▶ **Task material**
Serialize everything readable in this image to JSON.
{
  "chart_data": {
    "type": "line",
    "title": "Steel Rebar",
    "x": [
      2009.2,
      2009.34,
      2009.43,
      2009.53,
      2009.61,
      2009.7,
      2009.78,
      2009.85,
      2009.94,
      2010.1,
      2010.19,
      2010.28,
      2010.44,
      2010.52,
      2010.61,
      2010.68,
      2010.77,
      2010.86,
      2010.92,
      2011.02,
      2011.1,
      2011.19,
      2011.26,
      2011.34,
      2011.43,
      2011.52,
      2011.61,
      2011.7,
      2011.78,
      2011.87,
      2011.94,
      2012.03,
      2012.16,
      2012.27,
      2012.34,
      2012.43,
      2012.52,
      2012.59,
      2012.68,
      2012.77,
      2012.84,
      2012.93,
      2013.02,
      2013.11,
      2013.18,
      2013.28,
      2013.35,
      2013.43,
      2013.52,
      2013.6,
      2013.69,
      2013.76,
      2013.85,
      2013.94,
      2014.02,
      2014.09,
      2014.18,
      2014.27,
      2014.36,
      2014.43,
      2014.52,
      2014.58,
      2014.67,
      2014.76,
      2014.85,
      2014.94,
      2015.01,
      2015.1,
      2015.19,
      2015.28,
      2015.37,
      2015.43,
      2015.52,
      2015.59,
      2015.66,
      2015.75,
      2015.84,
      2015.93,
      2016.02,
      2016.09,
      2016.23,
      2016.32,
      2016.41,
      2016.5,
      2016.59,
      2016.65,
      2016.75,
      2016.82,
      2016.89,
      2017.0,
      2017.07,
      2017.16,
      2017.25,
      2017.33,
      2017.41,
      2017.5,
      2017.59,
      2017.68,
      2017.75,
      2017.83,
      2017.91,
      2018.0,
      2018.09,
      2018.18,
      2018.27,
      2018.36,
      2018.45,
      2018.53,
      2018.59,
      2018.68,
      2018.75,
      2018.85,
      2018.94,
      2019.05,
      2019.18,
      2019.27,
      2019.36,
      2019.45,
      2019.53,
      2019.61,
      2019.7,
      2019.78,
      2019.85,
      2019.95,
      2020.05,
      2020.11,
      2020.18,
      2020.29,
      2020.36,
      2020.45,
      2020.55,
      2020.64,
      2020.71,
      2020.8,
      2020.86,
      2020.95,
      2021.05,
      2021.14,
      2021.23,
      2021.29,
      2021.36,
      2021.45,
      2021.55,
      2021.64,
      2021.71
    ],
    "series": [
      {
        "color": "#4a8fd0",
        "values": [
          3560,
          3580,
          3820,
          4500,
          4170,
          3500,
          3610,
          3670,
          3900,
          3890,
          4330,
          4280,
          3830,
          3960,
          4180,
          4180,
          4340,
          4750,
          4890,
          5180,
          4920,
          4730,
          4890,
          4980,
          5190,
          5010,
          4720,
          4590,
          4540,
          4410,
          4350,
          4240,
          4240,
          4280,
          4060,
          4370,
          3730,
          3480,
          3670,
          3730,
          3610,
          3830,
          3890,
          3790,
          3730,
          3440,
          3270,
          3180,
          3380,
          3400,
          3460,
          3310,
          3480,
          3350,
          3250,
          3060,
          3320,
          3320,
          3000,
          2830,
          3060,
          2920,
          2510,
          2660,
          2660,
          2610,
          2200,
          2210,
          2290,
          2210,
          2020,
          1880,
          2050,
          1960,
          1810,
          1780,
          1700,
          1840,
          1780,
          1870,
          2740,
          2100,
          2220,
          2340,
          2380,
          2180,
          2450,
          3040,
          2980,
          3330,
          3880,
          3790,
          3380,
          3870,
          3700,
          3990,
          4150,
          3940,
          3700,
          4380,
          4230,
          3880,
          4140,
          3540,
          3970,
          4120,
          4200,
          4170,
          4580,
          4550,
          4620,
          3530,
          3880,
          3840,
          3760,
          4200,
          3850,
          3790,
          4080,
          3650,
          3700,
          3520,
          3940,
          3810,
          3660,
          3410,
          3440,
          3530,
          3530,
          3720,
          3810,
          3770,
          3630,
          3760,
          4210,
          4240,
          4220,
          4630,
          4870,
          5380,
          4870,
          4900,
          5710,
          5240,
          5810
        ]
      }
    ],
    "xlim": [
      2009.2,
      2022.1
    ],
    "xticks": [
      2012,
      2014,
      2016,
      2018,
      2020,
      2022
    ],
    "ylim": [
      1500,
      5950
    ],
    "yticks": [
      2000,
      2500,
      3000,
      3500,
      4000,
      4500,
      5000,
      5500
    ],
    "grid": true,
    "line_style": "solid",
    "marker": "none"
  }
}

▶ **Requirement**
Every record above needs to be repeated word for word.

▶ **Finished answer**
Serialize everything readable in this image to JSON.
{
  "chart_data": {
    "type": "line",
    "title": "Steel Rebar",
    "x": [
      2009.2,
      2009.34,
      2009.43,
      2009.53,
      2009.61,
      2009.7,
      2009.78,
      2009.85,
      2009.94,
      2010.1,
      2010.19,
      2010.28,
      2010.44,
      2010.52,
      2010.61,
      2010.68,
      2010.77,
      2010.86,
      2010.92,
      2011.02,
      2011.1,
      2011.19,
      2011.26,
      2011.34,
      2011.43,
      2011.52,
      2011.61,
      2011.7,
      2011.78,
      2011.87,
      2011.94,
      2012.03,
      2012.16,
      2012.27,
      2012.34,
      2012.43,
      2012.52,
      2012.59,
      2012.68,
      2012.77,
      2012.84,
      2012.93,
      2013.02,
      2013.11,
      2013.18,
      2013.28,
      2013.35,
      2013.43,
      2013.52,
      2013.6,
      2013.69,
      2013.76,
      2013.85,
      2013.94,
      2014.02,
      2014.09,
      2014.18,
      2014.27,
      2014.36,
      2014.43,
      2014.52,
      2014.58,
      2014.67,
      2014.76,
      2014.85,
      2014.94,
      2015.01,
      2015.1,
      2015.19,
      2015.28,
      2015.37,
      2015.43,
      2015.52,
      2015.59,
      2015.66,
      2015.75,
      2015.84,
      2015.93,
      2016.02,
      2016.09,
      2016.23,
      2016.32,
      2016.41,
      2016.5,
      2016.59,
      2016.65,
      2016.75,
      2016.82,
      2016.89,
      2017.0,
      2017.07,
      2017.16,
      2017.25,
      2017.33,
      2017.41,
      2017.5,
      2017.59,
      2017.68,
      2017.75,
      2017.83,
      2017.91,
      2018.0,
      2018.09,
      2018.18,
      2018.27,
      2018.36,
      2018.45,
      2018.53,
      2018.59,
      2018.68,
      2018.75,
      2018.85,
      2018.94,
      2019.05,
      2019.18,
      2019.27,
      2019.36,
      2019.45,
      2019.53,
      2019.61,
      2019.7,
      2019.78,
      2019.85,
      2019.95,
      2020.05,
      2020.11,
      2020.18,
      2020.29,
      2020.36,
      2020.45,
      2020.55,
      2020.64,
      2020.71,
      2020.8,
      2020.86,
      2020.95,
      2021.05,
      2021.14,
      2021.23,
      2021.29,
      2021.36,
      2021.45,
      2021.55,
      2021.64,
      2021.71
    ],
    "series": [
      {
        "color": "#4a8fd0",
        "values": [
          3560,
          3580,
          3820,
          4500,
          4170,
          3500,
          3610,
          3670,
          3900,
          3890,
          4330,
          4280,
          3830,
          3960,
          4180,
          4180,
          4340,
          4750,
          4890,
          5180,
          4920,
          4730,
          4890,
          4980,
          5190,
          5010,
          4720,
          4590,
          4540,
          4410,
          4350,
          4240,
          4240,
          4280,
          4060,
          4370,
          3730,
          3480,
          3670,
          3730,
          3610,
          3830,
          3890,
          3790,
          3730,
          3440,
          3270,
          3180,
          3380,
          3400,
          3460,
          3310,
          3480,
          3350,
          3250,
          3060,
          3320,
          3320,
          3000,
          2830,
          3060,
          2920,
          2510,
          2660,
          2660,
          2610,
          2200,
          2210,
          2290,
          2210,
          2020,
          1880,
          2050,
          1960,
          1810,
          1780,
          1700,
          1840,
          1780,
          1870,
          2740,
          2100,
          2220,
          2340,
          2380,
          2180,
          2450,
          3040,
          2980,
          3330,
          3880,
          3790,
          3380,
          3870,
          3700,
          3990,
          4150,
          3940,
          3700,
          4380,
          4230,
          3880,
          4140,
          3540,
          3970,
          4120,
          4200,
          4170,
          4580,
          4550,
          4620,
          3530,
          3880,
          3840,
          3760,
          4200,
          3850,
          3790,
          4080,
          3650,
          3700,
          3520,
          3940,
          3810,
          3660,
          3410,
          3440,
          3530,
          3530,
          3720,
          3810,
          3770,
          3630,
          3760,
          4210,
          4240,
          4220,
          4630,
          4870,
          5380,
          4870,
          4900,
          5710,
          5240,
          5810
        ]
      }
    ],
    "xlim": [
      2009.2,
      2022.1
    ],
    "xticks": [
      2012,
      2014,
      2016,
      2018,
      2020,
      2022
    ],
    "ylim": [
      1500,
      5950
    ],
    "yticks": [
      2000,
      2500,
      3000,
      3500,
      4000,
      4500,
      5000,
      5500
    ],
    "grid": true,
    "line_style": "solid",
    "marker": "none"
  }
}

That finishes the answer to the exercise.